> _EXTRAIT DU DOCUMENT_:
--------------------------------

Je ne sais pas si vous vous adressez au spécialiste du cyber ou au spécialiste de l’OTAN parce qu’il se trouve que je suis les deux. Mais en la matière, l’OTAN ou plutôt l’Alliance atlantique – je préfère commencer à parler de l’objet politique – est une organisation internationale résultant d’un consensus politique entre des États souverains. Chacun de ces États a des stratégies qu’il décide ensuite de mettre en commun pour un certain nombre de desseins. Ce partage peut concerner l’article 5 (celui qui régit la défense collective).

Dans le même temps, on voit apparaître une volonté pas simplement d’élargissement des missions de l’alliance mais surtout d’adaptation au monde contemporain. Parmi cette adaptation il y a ce qu’on appelle les défis de sécurité émergents, bien qu’ils ne soient pas tous forcément émergents : la lutte contre le terrorisme ou la prolifération des armes nucléaires sont des choses assez anciennes. Cela étant, ce n’est pas forcément le cœur de métier de l’OTAN au départ. Parmi ces nouveaux défis, il y a le cyber récemment pris en compte, qui fait partie d’une adaptation de l’Alliance à un nouvel environnement. Donc, l’Alliance s’intéresse au cyberespace.

Par ailleurs, vous avez ce qu’on appelle l’OTAN : l’organisation militaire intégrée, donc une structure spécialisée à distinguer de l’alliance politique. La distinction est utile parce que lorsque vous posez la question de la stratégie de l’OTAN… le mot est ambigu ! Le mot est ambigu parce que l’Alliance n’est pas un acteur étatique qui va avoir une stratégie en soi ; mais en revanche elle a une stratégie dans la mesure où il s’agit de faire des choses en commun. En fait, la vraie question est de savoir ce que l’on met en commun à 28 entre des États qui sont très forts – les États-Unis mais aussi les trois grands européens –, des États qui font des efforts, puis des États qui ne font presque pas d’efforts. Ici réside l’ambigüité politique. Elle s’est révélée très tôt, dès l’affaire de l’Estonie en 2007 où certains commentateurs estoniens avaient suggéré de faire appel à l’article 5. Le gouvernement estonien ne l’a pas fait et n’a mentionné que l’article 4 du traité. La conclusion est limpide : les Alliés ne sont pas prêts à étendre l’article 5 au cyberespace. L’attaque cyber de l’un d’eux n’entraîne pas la défense collective des 28. C’est fondamental. Il y a donc des cyberstratégies nationales et un domaine partagé. A cause de ces limitations, la cyberstratégie de l’OTAN, pour reprendre votre expression, est forcément beaucoup moins large et ambitieuse que celle des Etats les plus avancées.

--------------------------------

Entrées des zones étiquetées:
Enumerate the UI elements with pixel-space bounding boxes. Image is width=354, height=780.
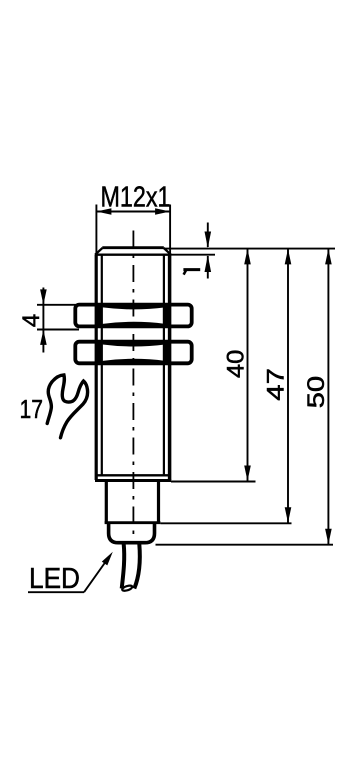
dimension 1 bbox=[205, 223, 212, 279]
svg-text:4: 4 bbox=[18, 314, 45, 327]
svg-text:50: 50 bbox=[303, 376, 330, 409]
40 reference line bbox=[171, 481, 256, 483]
dimension M12x1 line bbox=[96, 205, 170, 255]
47 reference line bbox=[161, 522, 292, 524]
svg-text:17: 17 bbox=[20, 394, 44, 424]
chamfer base reference line bbox=[171, 254, 215, 256]
cable bbox=[122, 544, 140, 592]
hex nut N2 bbox=[75, 342, 191, 364]
wrench symbol bbox=[47, 375, 87, 438]
dimension 4 bbox=[37, 288, 79, 353]
barrel thread body bbox=[95, 255, 171, 481]
svg-text:LED: LED bbox=[29, 563, 80, 595]
dimension 50 bbox=[325, 249, 332, 544]
svg-text:47: 47 bbox=[263, 368, 290, 401]
centerline bbox=[132, 231, 134, 544]
label 1 bbox=[183, 270, 200, 275]
svg-text:40: 40 bbox=[223, 350, 250, 378]
end cap bbox=[109, 524, 155, 543]
LED leader line bbox=[28, 552, 113, 592]
dimension 47 bbox=[285, 249, 292, 523]
top reference line (right extension) bbox=[164, 248, 335, 250]
clamp section bbox=[105, 481, 161, 523]
sensor top face bbox=[95, 248, 171, 255]
hex nut N1 bbox=[75, 305, 191, 327]
dimension 40 bbox=[244, 249, 251, 481]
50 reference line bbox=[156, 544, 334, 546]
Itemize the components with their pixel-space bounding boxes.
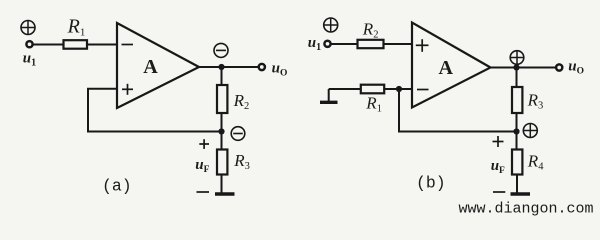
junction inverting input node (b)	[396, 86, 402, 92]
svg-text:(a): (a)	[102, 177, 132, 196]
op-amp (b) minus input marker	[417, 89, 429, 91]
wire R2 to op-amp non-inverting input (b)	[384, 43, 413, 45]
wire R2 to feedback node (a)	[221, 113, 223, 132]
junction output node (b)	[513, 64, 519, 70]
svg-text:A: A	[143, 56, 158, 78]
wire R3 to ground (a)	[221, 175, 223, 194]
output terminal uO (a)	[259, 64, 265, 70]
op-amp (a) plus input marker	[122, 84, 133, 95]
resistor R1 (a)	[64, 40, 88, 49]
plus polarity mark of uF (b)	[493, 136, 504, 147]
polarity marker circled-plus at input of circuit (a)	[21, 21, 35, 35]
op-amp A triangle (b)	[412, 23, 491, 108]
junction feedback node (b)	[513, 128, 519, 134]
feedback wire (a) from divider node to non-inverting input	[88, 89, 222, 132]
wire feedback node to R3 (a)	[221, 132, 223, 150]
ground at R1 input side (b)	[320, 89, 338, 102]
ground (a)	[215, 192, 235, 195]
feedback wire (b) from divider node to inverting input	[399, 89, 517, 132]
input terminal u1 (b)	[324, 41, 330, 47]
ground (b)	[511, 192, 531, 195]
polarity marker circled-plus at feedback node (b)	[523, 124, 537, 138]
polarity marker circled-plus at input of circuit (b)	[324, 18, 338, 32]
wire op-amp output to terminal (b)	[491, 67, 556, 69]
wire R4 to ground (b)	[516, 175, 518, 194]
wire input terminal to R1 (a)	[33, 44, 63, 46]
resistor R1 (b)	[361, 85, 384, 94]
minus polarity mark of uF (b)	[493, 191, 505, 193]
resistor R2 (b)	[358, 40, 384, 48]
svg-text:www.diangon.com: www.diangon.com	[459, 201, 594, 218]
resistor R3 (b)	[512, 87, 522, 113]
polarity marker circled-minus at output node (a)	[214, 43, 228, 57]
input terminal u1 (a)	[26, 41, 32, 47]
wire feedback node to R4 (b)	[516, 132, 518, 150]
polarity marker circled-minus at feedback node (a)	[231, 127, 245, 141]
op-amp (a) minus input marker	[122, 44, 134, 46]
plus polarity mark of uF (a)	[199, 139, 209, 149]
junction output node (a)	[218, 64, 224, 70]
op-amp A triangle (a)	[117, 23, 199, 108]
junction feedback node (a)	[218, 128, 224, 134]
op-amp (b) plus input marker	[416, 39, 429, 52]
resistor R3 (a)	[217, 150, 227, 175]
wire ground to R1 (b)	[329, 88, 361, 90]
wire output node down to R2 (a)	[221, 67, 223, 85]
wire output node down to R3 (b)	[516, 68, 518, 88]
wire R3 to feedback node (b)	[516, 113, 518, 132]
wire op-amp output to terminal (a)	[199, 66, 258, 68]
output terminal uO (b)	[556, 64, 562, 70]
wire R1 to inverting input node (b)	[384, 88, 412, 90]
resistor R2 (a)	[217, 85, 227, 113]
wire R1 to op-amp inverting input (a)	[87, 44, 117, 46]
polarity marker circled-plus at output node (b)	[510, 51, 524, 65]
minus polarity mark of uF (a)	[197, 191, 210, 193]
svg-text:(b): (b)	[416, 174, 446, 193]
svg-text:A: A	[439, 57, 454, 79]
wire input terminal to R2 (b)	[331, 43, 357, 45]
resistor R4 (b)	[512, 150, 522, 175]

--------------------------------

> _EXERCICE PROPOSÉ A_: Selon l'extrait sur l'OTAN et le cyberespace, en quelles catégories se répartissent les États qui mettent des choses en commun à 28 ? Énumérez-les toutes.
> _EXERCICE PROPOSÉ B_: Recopiez les lignes des enregistrements à partir de celle qui contient « dimension 1 bbox=[205, 223, 212, 279] » jusqu'à celle qui contient « Itemize the components », ces deux lignes comprises.
L'extrait et les enregistrements forment deux ensembles distincts.

> _RÉSULTAT ATTENDU A_:
- des États qui sont très forts (les États-Unis mais aussi les trois grands européens)
- des États qui font des efforts
- des États qui ne font presque pas d'efforts

> _RÉSULTAT ATTENDU B_:
dimension 1 bbox=[205, 223, 212, 279]
svg-text:4: 4 bbox=[18, 314, 45, 327]
svg-text:50: 50 bbox=[303, 376, 330, 409]
40 reference line bbox=[171, 481, 256, 483]
dimension M12x1 line bbox=[96, 205, 170, 255]
47 reference line bbox=[161, 522, 292, 524]
svg-text:17: 17 bbox=[20, 394, 44, 424]
chamfer base reference line bbox=[171, 254, 215, 256]
cable bbox=[122, 544, 140, 592]
hex nut N2 bbox=[75, 342, 191, 364]
wrench symbol bbox=[47, 375, 87, 438]
dimension 4 bbox=[37, 288, 79, 353]
barrel thread body bbox=[95, 255, 171, 481]
svg-text:LED: LED bbox=[29, 563, 80, 595]
dimension 50 bbox=[325, 249, 332, 544]
svg-text:47: 47 bbox=[263, 368, 290, 401]
centerline bbox=[132, 231, 134, 544]
label 1 bbox=[183, 270, 200, 275]
svg-text:40: 40 bbox=[223, 350, 250, 378]
end cap bbox=[109, 524, 155, 543]
LED leader line bbox=[28, 552, 113, 592]
dimension 47 bbox=[285, 249, 292, 523]
top reference line (right extension) bbox=[164, 248, 335, 250]
clamp section bbox=[105, 481, 161, 523]
sensor top face bbox=[95, 248, 171, 255]
hex nut N1 bbox=[75, 305, 191, 327]
dimension 40 bbox=[244, 249, 251, 481]
50 reference line bbox=[156, 544, 334, 546]
Itemize the components with their pixel-space bounding boxes.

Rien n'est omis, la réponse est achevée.